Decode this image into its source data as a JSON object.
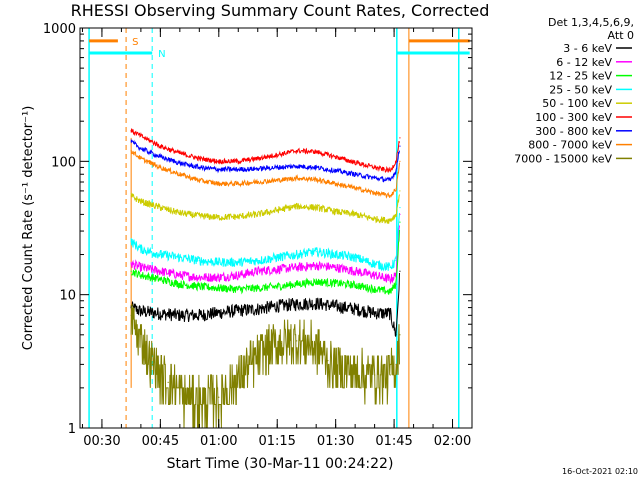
{
  "chart_data": {
    "type": "line",
    "title": "RHESSI Observing Summary Count Rates, Corrected",
    "xlabel": "Start Time (30-Mar-11 00:24:22)",
    "ylabel": "Corrected Count Rate (s⁻¹ detector⁻¹)",
    "x_ticks": [
      "00:30",
      "00:45",
      "01:00",
      "01:15",
      "01:30",
      "01:45",
      "02:00"
    ],
    "x_tick_minutes": [
      30,
      45,
      60,
      75,
      90,
      105,
      120
    ],
    "xlim_minutes": [
      24.37,
      125
    ],
    "y_scale": "log",
    "ylim": [
      1,
      1000
    ],
    "y_ticks": [
      "1",
      "10",
      "100",
      "1000"
    ],
    "y_tick_values": [
      1,
      10,
      100,
      1000
    ],
    "legend_header": [
      "Det 1,3,4,5,6,9,",
      "Att 0"
    ],
    "legend_placement": "top-right",
    "grid": false,
    "markers": {
      "S_label": "S",
      "N_label": "N",
      "S_lines_min": [
        36.2,
        108.8
      ],
      "N_lines_min": [
        42.9
      ],
      "day_edges_min": [
        26.7,
        105.7,
        121.6
      ],
      "segments": [
        [
          26.7,
          34.1,
          800,
          "S"
        ],
        [
          108.8,
          124.4,
          800,
          "S"
        ],
        [
          26.7,
          42.9,
          650,
          "N"
        ],
        [
          105.7,
          124.4,
          650,
          "N"
        ]
      ]
    },
    "timestamp": "16-Oct-2021 02:10",
    "data_start_min": 37.5,
    "data_end_min": 106.5,
    "series": [
      {
        "name": "3 - 6 keV",
        "color": "#000000",
        "x": [
          37.5,
          40,
          45,
          50,
          55,
          60,
          65,
          70,
          75,
          80,
          85,
          90,
          95,
          100,
          104,
          105.5,
          106.5
        ],
        "values": [
          8,
          7.5,
          7.2,
          7.0,
          7.0,
          7.3,
          7.6,
          7.8,
          8.2,
          8.5,
          8.6,
          8.2,
          7.8,
          7.3,
          7.2,
          5,
          15
        ]
      },
      {
        "name": "6 - 12 keV",
        "color": "#ff00ff",
        "x": [
          37.5,
          40,
          45,
          50,
          55,
          60,
          65,
          70,
          75,
          80,
          85,
          90,
          95,
          100,
          104,
          105.5,
          106.5
        ],
        "values": [
          17,
          16,
          15,
          14,
          13.5,
          13.5,
          14,
          15,
          15.5,
          16,
          16.5,
          16,
          15,
          14,
          13,
          14,
          40
        ]
      },
      {
        "name": "12 - 25 keV",
        "color": "#00ff00",
        "x": [
          37.5,
          40,
          45,
          50,
          55,
          60,
          65,
          70,
          75,
          80,
          85,
          90,
          95,
          100,
          104,
          105.5,
          106.5
        ],
        "values": [
          15,
          14,
          13,
          12,
          11.5,
          11.2,
          11,
          11.2,
          11.5,
          12,
          12.5,
          12.2,
          11.8,
          11,
          10.5,
          12,
          35
        ]
      },
      {
        "name": "25 - 50 keV",
        "color": "#00ffff",
        "x": [
          37.5,
          40,
          45,
          50,
          55,
          60,
          65,
          70,
          75,
          80,
          85,
          90,
          95,
          100,
          104,
          105.5,
          106.5
        ],
        "values": [
          25,
          22,
          20,
          19,
          18,
          17.5,
          17.5,
          18,
          19,
          20,
          21,
          20,
          19,
          17,
          16,
          18,
          45
        ]
      },
      {
        "name": "50 - 100 keV",
        "color": "#cccc00",
        "x": [
          37.5,
          40,
          45,
          50,
          55,
          60,
          65,
          70,
          75,
          80,
          85,
          90,
          95,
          100,
          104,
          105.5,
          106.5
        ],
        "values": [
          55,
          50,
          45,
          41,
          39,
          38,
          38.5,
          40,
          43,
          46,
          45,
          42,
          40,
          37,
          36,
          40,
          60
        ]
      },
      {
        "name": "100 - 300 keV",
        "color": "#ff0000",
        "x": [
          37.5,
          40,
          45,
          50,
          55,
          60,
          65,
          70,
          75,
          80,
          85,
          90,
          95,
          100,
          104,
          105.5,
          106.5
        ],
        "values": [
          170,
          155,
          130,
          115,
          105,
          100,
          100,
          105,
          112,
          120,
          118,
          108,
          98,
          90,
          85,
          100,
          150
        ]
      },
      {
        "name": "300 - 800 keV",
        "color": "#0000ff",
        "x": [
          37.5,
          40,
          45,
          50,
          55,
          60,
          65,
          70,
          75,
          80,
          85,
          90,
          95,
          100,
          104,
          105.5,
          106.5
        ],
        "values": [
          140,
          125,
          108,
          97,
          90,
          87,
          87,
          88,
          90,
          92,
          90,
          85,
          80,
          75,
          72,
          85,
          130
        ]
      },
      {
        "name": "800 - 7000 keV",
        "color": "#ff8000",
        "x": [
          37.5,
          40,
          45,
          50,
          55,
          60,
          65,
          70,
          75,
          80,
          85,
          90,
          95,
          100,
          104,
          105.5,
          106.5
        ],
        "values": [
          120,
          105,
          90,
          80,
          72,
          68,
          68,
          70,
          72,
          75,
          73,
          68,
          63,
          58,
          55,
          62,
          100
        ]
      },
      {
        "name": "7000 - 15000 keV",
        "color": "#808000",
        "x": [
          37.5,
          39,
          41,
          43,
          45,
          47,
          50,
          55,
          60,
          64,
          68,
          72,
          76,
          80,
          84,
          86,
          88,
          90,
          95,
          100,
          104,
          105.5,
          106.5
        ],
        "values": [
          7,
          5,
          4,
          3,
          2.5,
          2.2,
          1.8,
          1.6,
          1.7,
          2.2,
          3,
          3.8,
          4.3,
          4.5,
          4.2,
          3.8,
          3.2,
          2.8,
          2.6,
          2.5,
          2.5,
          3,
          5
        ]
      }
    ]
  }
}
★ ★ ★ ★ ★
## EXERCISE
Extract lines where the string "Corrected" occurs.

## FINAL ANSWER
    "title": "RHESSI Observing Summary Count Rates, Corrected",
    "ylabel": "Corrected Count Rate (s⁻¹ detector⁻¹)",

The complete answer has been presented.